Stored items:
<<<<
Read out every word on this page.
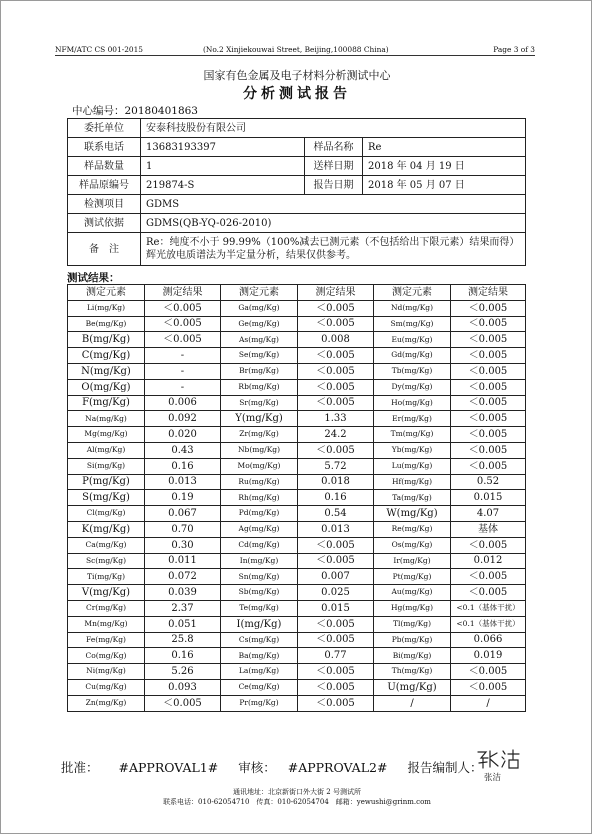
NFM/ATC CS 001-2015	(No.2 Xinjiekouwai Street, Beijing,100088 China)	Page 3 of 3
国家有色金属及电子材料分析测试中心
分析测试报告
中心编号：20180401863
委托单位	安泰科技股份有限公司		
联系电话	13683193397	样品名称	Re
样品数量	1	送样日期	2018 年 04 月 19 日
样品原编号	219874-S	报告日期	2018 年 05 月 07 日
检测项目	GDMS		
测试依据	GDMS(QB-YQ-026-2010)		
备　注	Re：纯度不小于 99.99%（100%减去已测元素（不包括给出下限元素）结果而得）　辉光放电质谱法为半定量分析，结果仅供参考。		
测试结果：
测定元素	测定结果	测定元素	测定结果	测定元素	测定结果
Li(mg/Kg)	＜0.005	Ga(mg/Kg)	＜0.005	Nd(mg/Kg)	＜0.005
Be(mg/Kg)	＜0.005	Ge(mg/Kg)	＜0.005	Sm(mg/Kg)	＜0.005
B(mg/Kg)	＜0.005	As(mg/Kg)	0.008	Eu(mg/Kg)	＜0.005
C(mg/Kg)	-	Se(mg/Kg)	＜0.005	Gd(mg/Kg)	＜0.005
N(mg/Kg)	-	Br(mg/Kg)	＜0.005	Tb(mg/Kg)	＜0.005
O(mg/Kg)	-	Rb(mg/Kg)	＜0.005	Dy(mg/Kg)	＜0.005
F(mg/Kg)	0.006	Sr(mg/Kg)	＜0.005	Ho(mg/Kg)	＜0.005
Na(mg/Kg)	0.092	Y(mg/Kg)	1.33	Er(mg/Kg)	＜0.005
Mg(mg/Kg)	0.020	Zr(mg/Kg)	24.2	Tm(mg/Kg)	＜0.005
Al(mg/Kg)	0.43	Nb(mg/Kg)	＜0.005	Yb(mg/Kg)	＜0.005
Si(mg/Kg)	0.16	Mo(mg/Kg)	5.72	Lu(mg/Kg)	＜0.005
P(mg/Kg)	0.013	Ru(mg/Kg)	0.018	Hf(mg/Kg)	0.52
S(mg/Kg)	0.19	Rh(mg/Kg)	0.16	Ta(mg/Kg)	0.015
Cl(mg/Kg)	0.067	Pd(mg/Kg)	0.54	W(mg/Kg)	4.07
K(mg/Kg)	0.70	Ag(mg/Kg)	0.013	Re(mg/Kg)	基体
Ca(mg/Kg)	0.30	Cd(mg/Kg)	＜0.005	Os(mg/Kg)	＜0.005
Sc(mg/Kg)	0.011	In(mg/Kg)	＜0.005	Ir(mg/Kg)	0.012
Ti(mg/Kg)	0.072	Sn(mg/Kg)	0.007	Pt(mg/Kg)	＜0.005
V(mg/Kg)	0.039	Sb(mg/Kg)	0.025	Au(mg/Kg)	＜0.005
Cr(mg/Kg)	2.37	Te(mg/Kg)	0.015	Hg(mg/Kg)	<0.1（基体干扰）
Mn(mg/Kg)	0.051	I(mg/Kg)	＜0.005	Tl(mg/Kg)	<0.1（基体干扰）
Fe(mg/Kg)	25.8	Cs(mg/Kg)	＜0.005	Pb(mg/Kg)	0.066
Co(mg/Kg)	0.16	Ba(mg/Kg)	0.77	Bi(mg/Kg)	0.019
Ni(mg/Kg)	5.26	La(mg/Kg)	＜0.005	Th(mg/Kg)	＜0.005
Cu(mg/Kg)	0.093	Ce(mg/Kg)	＜0.005	U(mg/Kg)	＜0.005
Zn(mg/Kg)	＜0.005	Pr(mg/Kg)	＜0.005	/	/
批准： #APPROVAL1# 审核： #APPROVAL2# 报告编制人：
张洁
通讯地址：北京新街口外大街 2 号测试所
联系电话：010-62054710　传真：010-62054704　邮箱：yewushi@grinm.com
>>>>
Repeat the material verbatim. Do not carry over any picture.

Task solution:
Read out every word on this page.
NFM/ATC CS 001-2015	(No.2 Xinjiekouwai Street, Beijing,100088 China)	Page 3 of 3
国家有色金属及电子材料分析测试中心
分析测试报告
中心编号：20180401863
委托单位	安泰科技股份有限公司		
联系电话	13683193397	样品名称	Re
样品数量	1	送样日期	2018 年 04 月 19 日
样品原编号	219874-S	报告日期	2018 年 05 月 07 日
检测项目	GDMS		
测试依据	GDMS(QB-YQ-026-2010)		
备　注	Re：纯度不小于 99.99%（100%减去已测元素（不包括给出下限元素）结果而得）　辉光放电质谱法为半定量分析，结果仅供参考。		
测试结果：
测定元素	测定结果	测定元素	测定结果	测定元素	测定结果
Li(mg/Kg)	＜0.005	Ga(mg/Kg)	＜0.005	Nd(mg/Kg)	＜0.005
Be(mg/Kg)	＜0.005	Ge(mg/Kg)	＜0.005	Sm(mg/Kg)	＜0.005
B(mg/Kg)	＜0.005	As(mg/Kg)	0.008	Eu(mg/Kg)	＜0.005
C(mg/Kg)	-	Se(mg/Kg)	＜0.005	Gd(mg/Kg)	＜0.005
N(mg/Kg)	-	Br(mg/Kg)	＜0.005	Tb(mg/Kg)	＜0.005
O(mg/Kg)	-	Rb(mg/Kg)	＜0.005	Dy(mg/Kg)	＜0.005
F(mg/Kg)	0.006	Sr(mg/Kg)	＜0.005	Ho(mg/Kg)	＜0.005
Na(mg/Kg)	0.092	Y(mg/Kg)	1.33	Er(mg/Kg)	＜0.005
Mg(mg/Kg)	0.020	Zr(mg/Kg)	24.2	Tm(mg/Kg)	＜0.005
Al(mg/Kg)	0.43	Nb(mg/Kg)	＜0.005	Yb(mg/Kg)	＜0.005
Si(mg/Kg)	0.16	Mo(mg/Kg)	5.72	Lu(mg/Kg)	＜0.005
P(mg/Kg)	0.013	Ru(mg/Kg)	0.018	Hf(mg/Kg)	0.52
S(mg/Kg)	0.19	Rh(mg/Kg)	0.16	Ta(mg/Kg)	0.015
Cl(mg/Kg)	0.067	Pd(mg/Kg)	0.54	W(mg/Kg)	4.07
K(mg/Kg)	0.70	Ag(mg/Kg)	0.013	Re(mg/Kg)	基体
Ca(mg/Kg)	0.30	Cd(mg/Kg)	＜0.005	Os(mg/Kg)	＜0.005
Sc(mg/Kg)	0.011	In(mg/Kg)	＜0.005	Ir(mg/Kg)	0.012
Ti(mg/Kg)	0.072	Sn(mg/Kg)	0.007	Pt(mg/Kg)	＜0.005
V(mg/Kg)	0.039	Sb(mg/Kg)	0.025	Au(mg/Kg)	＜0.005
Cr(mg/Kg)	2.37	Te(mg/Kg)	0.015	Hg(mg/Kg)	<0.1（基体干扰）
Mn(mg/Kg)	0.051	I(mg/Kg)	＜0.005	Tl(mg/Kg)	<0.1（基体干扰）
Fe(mg/Kg)	25.8	Cs(mg/Kg)	＜0.005	Pb(mg/Kg)	0.066
Co(mg/Kg)	0.16	Ba(mg/Kg)	0.77	Bi(mg/Kg)	0.019
Ni(mg/Kg)	5.26	La(mg/Kg)	＜0.005	Th(mg/Kg)	＜0.005
Cu(mg/Kg)	0.093	Ce(mg/Kg)	＜0.005	U(mg/Kg)	＜0.005
Zn(mg/Kg)	＜0.005	Pr(mg/Kg)	＜0.005	/	/
批准： #APPROVAL1# 审核： #APPROVAL2# 报告编制人：
张洁
通讯地址：北京新街口外大街 2 号测试所
联系电话：010-62054710　传真：010-62054704　邮箱：yewushi@grinm.com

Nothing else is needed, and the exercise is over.